### Brief A
Answer these questions about the post on utility functions in Bayesian optimization:
(i) Which acquisition function does the post use as a placeholder for utility-based acquisition functions in general?
(ii) In which section of Garnett's "Bayesian Optimization" does the post say a more thorough derivation can be found?
(iii) In the post's view, what must the utility function fundamentally be?

### Page excerpt
---
title: "We have forgotten about utility functions in BO (whoops!)"
date: 2026-01-27T00:00Z
tags:
    - machine learning
    - bayesian optimization
    - opinion
    - _recent-highlight
has_math: true
---

Bayesian decision theory is one of the best justifications for BO- particularly
for myopic acquisition functions like expected improvement. However, these
acquisition functions are only "optimal" if one's utility function is $u(y) =
y$ (the identity function). Have BO researchers (and BO users) basically
_forgotten_ to swap this out for "real" utility functions in practice? In this
post I argue that we have basically overlooked this detail (to our own
detriment). It's not _too_ hard to fix, but unfortunately the $u(y) = y$
assumption is actually quite deeply embedded, and completely removing it will
make things more complicated. Ultimately, despite the difficulty, I think we
should do it anyway.

<!-- TEASER_END -->

## Primer: how the utility assumption ends up in expected improvement

I will use the _expected improvement_ (EI) acquisition function as a
placeholder for utility-based acquisition functions in general, and present a
quick derivation. A better and more thorough derivation can be found in §5.2 of "Bayesian
Optimization" by Garnett.[^bayesoptbook]

[^bayesoptbook]: Website here: <https://bayesoptbook.com/>.

**Problem setting.** We are maximizing a noiseless function $y = f(x)$. We have an evaluation history $\{{(x_1, y_1), \ldots, (x_n, y_n)\}}$. We can query 1 more x location: what should we do?

**Utility Functions** the answer depends on what we want. There is an element
of risk/reward trade-off (eg should we do a risky evaluation which might be
very large or a modest point which we are more confident about), and also some
ambiguity about how the previous solutions should affect our decisions. EI
starts by making an innocent assumption: we only care about the _single best
point_ we evaluate. This means there is an incumbent best point

$$y^* = \max_{i\leq1\leq n} y_i$$

and, if our final evaluation returns $y_{n+1} < y^\*$
then that's ok, we will just go with $y^*$. Otherwise we will go with $y_{n+1}$.
We can only _gain_ from the final evaluation, not lose anything.

**Bayesian decision theory.** Next, Bayesian decision theory says that we
should make this decision by maximizing _expected utility_, which maps each
outcome through a utility function $u$ that says how "good" the outcome is.
Assuming $u(y_1, \ldots, y_n, y_{n+1})=\max_i y_i$ and doing the math, you get
an expected utility

$$ E_{y_{n+1}} \left[ \max\left(0, y_{n+1}-y^* \right)\right]$$

which is the expected amount of improvement (hence the name expected improvement).

**Summary.** The utility function appears when Bayesian decision theory is
invoked, and the utility of a _set_ of solutions is just the maximum value in
the set.

## What's wrong with this utility function?

Bayesian decision theory states that preferences over uncertain outcomes can be
cast as maximizing expected utility of _some_ utility function: ie for any
given set of preferences there must exist a utility function. It _does not_ say
that if you pick a utility function and maximize expected utility you will be
acting according to your preferences. Therefore, the utility function
fundamentally must be an _input_ to the problem, not something that can be arbitrarily set.

### Brief B
Reproduce word for word everything in the records from the start down to the line that contains "data-point <box>690 118 697 125</box>", with both ends included.

### Raw data
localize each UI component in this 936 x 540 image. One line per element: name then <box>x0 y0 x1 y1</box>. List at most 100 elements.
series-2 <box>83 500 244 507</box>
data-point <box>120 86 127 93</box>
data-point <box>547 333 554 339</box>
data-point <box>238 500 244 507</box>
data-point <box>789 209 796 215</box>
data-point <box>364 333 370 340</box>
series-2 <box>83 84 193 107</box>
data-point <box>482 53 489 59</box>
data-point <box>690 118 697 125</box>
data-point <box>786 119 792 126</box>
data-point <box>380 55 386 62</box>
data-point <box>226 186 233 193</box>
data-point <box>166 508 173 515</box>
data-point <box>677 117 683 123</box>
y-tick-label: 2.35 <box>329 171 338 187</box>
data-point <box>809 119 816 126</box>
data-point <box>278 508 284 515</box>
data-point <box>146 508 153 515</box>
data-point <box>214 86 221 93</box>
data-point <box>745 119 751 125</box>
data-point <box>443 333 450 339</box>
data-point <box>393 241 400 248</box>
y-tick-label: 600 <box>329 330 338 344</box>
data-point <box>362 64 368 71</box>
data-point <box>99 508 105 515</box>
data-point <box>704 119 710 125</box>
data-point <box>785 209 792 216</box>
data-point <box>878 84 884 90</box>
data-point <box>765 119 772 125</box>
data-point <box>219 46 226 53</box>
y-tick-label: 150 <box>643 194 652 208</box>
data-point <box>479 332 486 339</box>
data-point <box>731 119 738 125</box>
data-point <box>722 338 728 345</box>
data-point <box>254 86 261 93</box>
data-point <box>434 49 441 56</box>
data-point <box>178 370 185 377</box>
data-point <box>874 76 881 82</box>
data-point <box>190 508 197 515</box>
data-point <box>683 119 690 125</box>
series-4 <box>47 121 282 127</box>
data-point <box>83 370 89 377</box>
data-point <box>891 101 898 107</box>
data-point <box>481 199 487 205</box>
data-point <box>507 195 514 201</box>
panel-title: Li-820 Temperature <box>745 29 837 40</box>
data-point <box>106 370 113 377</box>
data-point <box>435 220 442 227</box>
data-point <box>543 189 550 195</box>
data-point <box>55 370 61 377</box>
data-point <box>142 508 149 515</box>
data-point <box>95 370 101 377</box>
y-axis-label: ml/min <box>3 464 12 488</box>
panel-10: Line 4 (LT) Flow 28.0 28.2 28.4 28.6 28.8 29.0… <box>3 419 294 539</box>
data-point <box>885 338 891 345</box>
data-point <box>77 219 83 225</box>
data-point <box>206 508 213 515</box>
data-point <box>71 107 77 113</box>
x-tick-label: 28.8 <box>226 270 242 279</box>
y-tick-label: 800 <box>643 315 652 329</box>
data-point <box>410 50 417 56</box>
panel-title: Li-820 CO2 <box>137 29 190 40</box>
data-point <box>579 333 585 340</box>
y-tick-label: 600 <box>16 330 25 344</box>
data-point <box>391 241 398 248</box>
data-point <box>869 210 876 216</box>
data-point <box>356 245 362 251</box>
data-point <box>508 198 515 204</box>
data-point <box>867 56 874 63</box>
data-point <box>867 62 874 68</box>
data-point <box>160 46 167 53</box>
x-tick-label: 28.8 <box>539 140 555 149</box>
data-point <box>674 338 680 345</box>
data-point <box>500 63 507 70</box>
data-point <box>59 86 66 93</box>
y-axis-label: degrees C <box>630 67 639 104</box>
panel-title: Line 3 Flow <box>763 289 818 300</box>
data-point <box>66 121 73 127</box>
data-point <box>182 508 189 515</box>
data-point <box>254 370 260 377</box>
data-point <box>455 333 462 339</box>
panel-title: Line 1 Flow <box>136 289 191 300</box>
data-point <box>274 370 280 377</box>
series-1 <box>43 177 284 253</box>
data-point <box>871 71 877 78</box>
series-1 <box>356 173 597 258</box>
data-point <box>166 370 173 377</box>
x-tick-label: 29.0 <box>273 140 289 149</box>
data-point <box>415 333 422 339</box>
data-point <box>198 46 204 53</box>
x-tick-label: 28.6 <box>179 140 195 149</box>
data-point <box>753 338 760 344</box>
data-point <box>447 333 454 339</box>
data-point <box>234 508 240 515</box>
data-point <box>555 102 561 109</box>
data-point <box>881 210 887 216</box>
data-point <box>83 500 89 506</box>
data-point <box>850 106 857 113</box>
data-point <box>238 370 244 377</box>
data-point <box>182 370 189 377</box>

### Worked solution A
(i) Expected improvement (EI).
(ii) §5.2.
(iii) An input to the problem, not something that can be arbitrarily set.

### Worked solution B
localize each UI component in this 936 x 540 image. One line per element: name then <box>x0 y0 x1 y1</box>. List at most 100 elements.
series-2 <box>83 500 244 507</box>
data-point <box>120 86 127 93</box>
data-point <box>547 333 554 339</box>
data-point <box>238 500 244 507</box>
data-point <box>789 209 796 215</box>
data-point <box>364 333 370 340</box>
series-2 <box>83 84 193 107</box>
data-point <box>482 53 489 59</box>
data-point <box>690 118 697 125</box>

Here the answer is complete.